Goal: Below are records. Copy every line with "нецентрализованного" in it.
-- Start of Records supplied --
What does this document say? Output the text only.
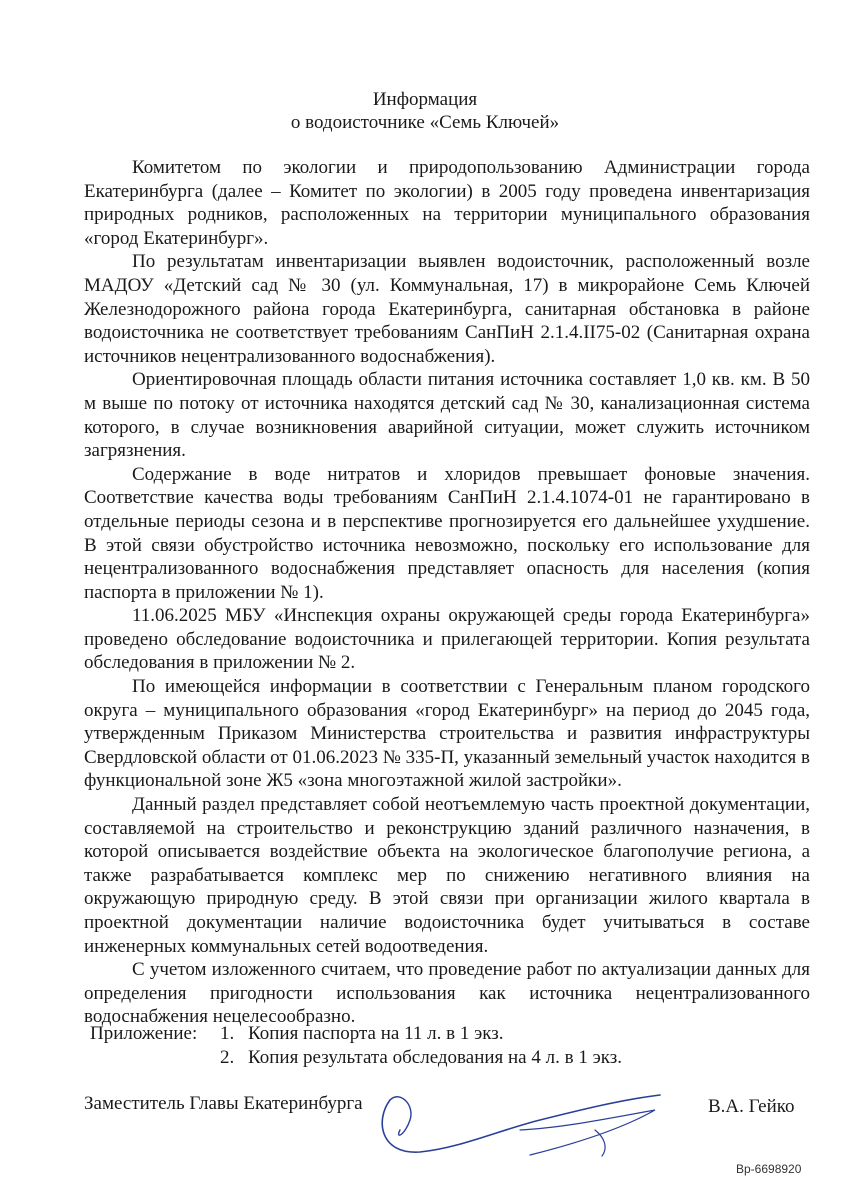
Информация
о водоисточнике «Семь Ключей»

Комитетом по экологии и природопользованию Администрации города Екатеринбурга (далее – Комитет по экологии) в 2005 году проведена инвентаризация природных родников, расположенных на территории муниципального образования «город Екатеринбург».

По результатам инвентаризации выявлен водоисточник, расположенный возле МАДОУ «Детский сад № 30 (ул. Коммунальная, 17) в микрорайоне Семь Ключей Железнодорожного района города Екатеринбурга, санитарная обстановка в районе водоисточника не соответствует требованиям СанПиН 2.1.4.II75-02 (Санитарная охрана источников нецентрализованного водоснабжения).

Ориентировочная площадь области питания источника составляет 1,0 кв. км. В 50 м выше по потоку от источника находятся детский сад № 30, канализационная система которого, в случае возникновения аварийной ситуации, может служить источником загрязнения.

Содержание в воде нитратов и хлоридов превышает фоновые значения. Соответствие качества воды требованиям СанПиН 2.1.4.1074-01 не гарантировано в отдельные периоды сезона и в перспективе прогнозируется его дальнейшее ухудшение. В этой связи обустройство источника невозможно, поскольку его использование для нецентрализованного водоснабжения представляет опасность для населения (копия паспорта в приложении № 1).

11.06.2025 МБУ «Инспекция охраны окружающей среды города Екатеринбурга» проведено обследование водоисточника и прилегающей территории. Копия результата обследования в приложении № 2.

По имеющейся информации в соответствии с Генеральным планом городского округа – муниципального образования «город Екатеринбург» на период до 2045 года, утвержденным Приказом Министерства строительства и развития инфраструктуры Свердловской области от 01.06.2023 № 335-П, указанный земельный участок находится в функциональной зоне Ж5 «зона многоэтажной жилой застройки».

Данный раздел представляет собой неотъемлемую часть проектной документации, составляемой на строительство и реконструкцию зданий различного назначения, в которой описывается воздействие объекта на экологическое благополучие региона, а также разрабатывается комплекс мер по снижению негативного влияния на окружающую природную среду. В этой связи при организации жилого квартала в проектной документации наличие водоисточника будет учитываться в составе инженерных коммунальных сетей водоотведения.

С учетом изложенного считаем, что проведение работ по актуализации данных для определения пригодности использования как источника нецентрализованного водоснабжения нецелесообразно.

Приложение: 1. Копия паспорта на 11 л. в 1 экз.
2. Копия результата обследования на 4 л. в 1 экз.
Заместитель Главы Екатеринбурга	В.А. Гейко
Вр-6698920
-- End of Records supplied --
Exercise answer:
По результатам инвентаризации выявлен водоисточник, расположенный возле МАДОУ «Детский сад № 30 (ул. Коммунальная, 17) в микрорайоне Семь Ключей Железнодорожного района города Екатеринбурга, санитарная обстановка в районе водоисточника не соответствует требованиям СанПиН 2.1.4.II75-02 (Санитарная охрана источников нецентрализованного водоснабжения).
Содержание в воде нитратов и хлоридов превышает фоновые значения. Соответствие качества воды требованиям СанПиН 2.1.4.1074-01 не гарантировано в отдельные периоды сезона и в перспективе прогнозируется его дальнейшее ухудшение. В этой связи обустройство источника невозможно, поскольку его использование для нецентрализованного водоснабжения представляет опасность для населения (копия паспорта в приложении № 1).
С учетом изложенного считаем, что проведение работ по актуализации данных для определения пригодности использования как источника нецентрализованного водоснабжения нецелесообразно.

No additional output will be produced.